Exercise goal: Lift out all lines below that contain "hemos".

Supplied information:
□ □ □ □ □ □ □

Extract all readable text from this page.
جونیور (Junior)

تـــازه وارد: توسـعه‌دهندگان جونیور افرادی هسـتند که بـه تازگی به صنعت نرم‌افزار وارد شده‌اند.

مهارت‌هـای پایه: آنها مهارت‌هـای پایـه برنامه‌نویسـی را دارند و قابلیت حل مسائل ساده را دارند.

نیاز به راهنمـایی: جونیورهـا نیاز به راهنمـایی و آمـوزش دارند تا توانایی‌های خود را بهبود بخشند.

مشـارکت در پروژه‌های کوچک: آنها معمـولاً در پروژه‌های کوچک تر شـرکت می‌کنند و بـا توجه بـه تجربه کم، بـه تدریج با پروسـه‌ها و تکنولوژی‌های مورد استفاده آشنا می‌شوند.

□ □ □ □ □ □ □

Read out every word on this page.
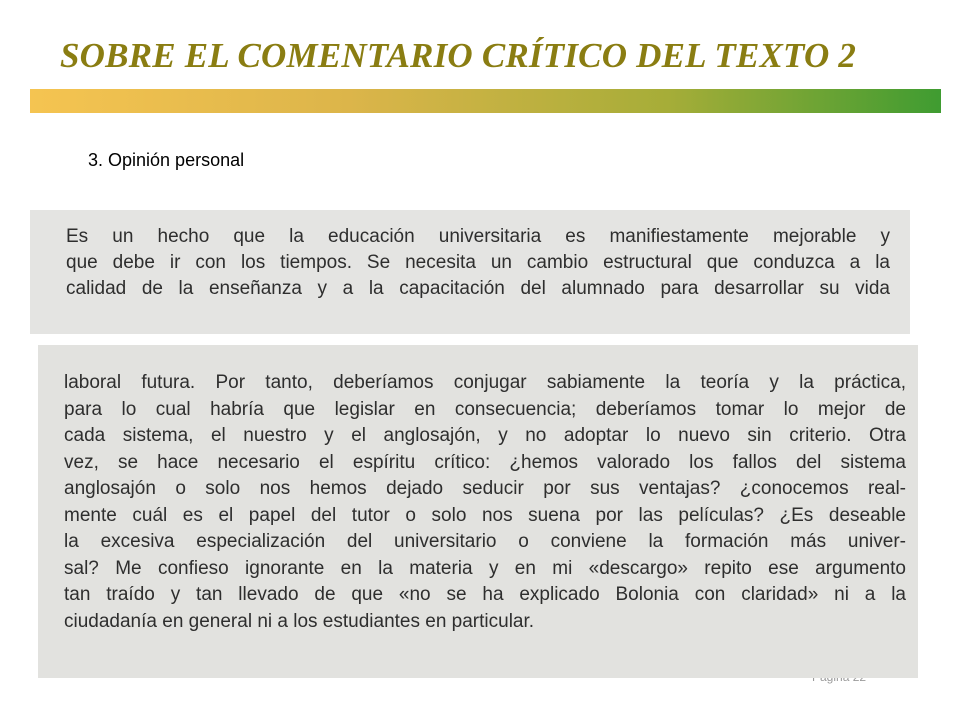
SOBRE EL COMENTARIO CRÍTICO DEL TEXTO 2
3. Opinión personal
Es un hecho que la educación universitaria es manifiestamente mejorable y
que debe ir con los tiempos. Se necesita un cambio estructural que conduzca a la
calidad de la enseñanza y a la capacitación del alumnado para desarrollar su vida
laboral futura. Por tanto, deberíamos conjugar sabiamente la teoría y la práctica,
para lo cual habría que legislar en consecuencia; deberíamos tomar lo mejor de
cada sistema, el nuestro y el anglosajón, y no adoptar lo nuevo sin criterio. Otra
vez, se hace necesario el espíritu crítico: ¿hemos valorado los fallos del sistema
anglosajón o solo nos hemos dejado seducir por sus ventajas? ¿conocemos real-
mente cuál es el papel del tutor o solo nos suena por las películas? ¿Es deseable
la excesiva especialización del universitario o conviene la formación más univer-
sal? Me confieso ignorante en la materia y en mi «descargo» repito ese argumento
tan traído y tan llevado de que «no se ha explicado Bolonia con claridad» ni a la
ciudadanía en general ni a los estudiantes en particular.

□ □ □ □ □ □ □

Result:
vez, se hace necesario el espíritu crítico: ¿hemos valorado los fallos del sistema
anglosajón o solo nos hemos dejado seducir por sus ventajas? ¿conocemos real-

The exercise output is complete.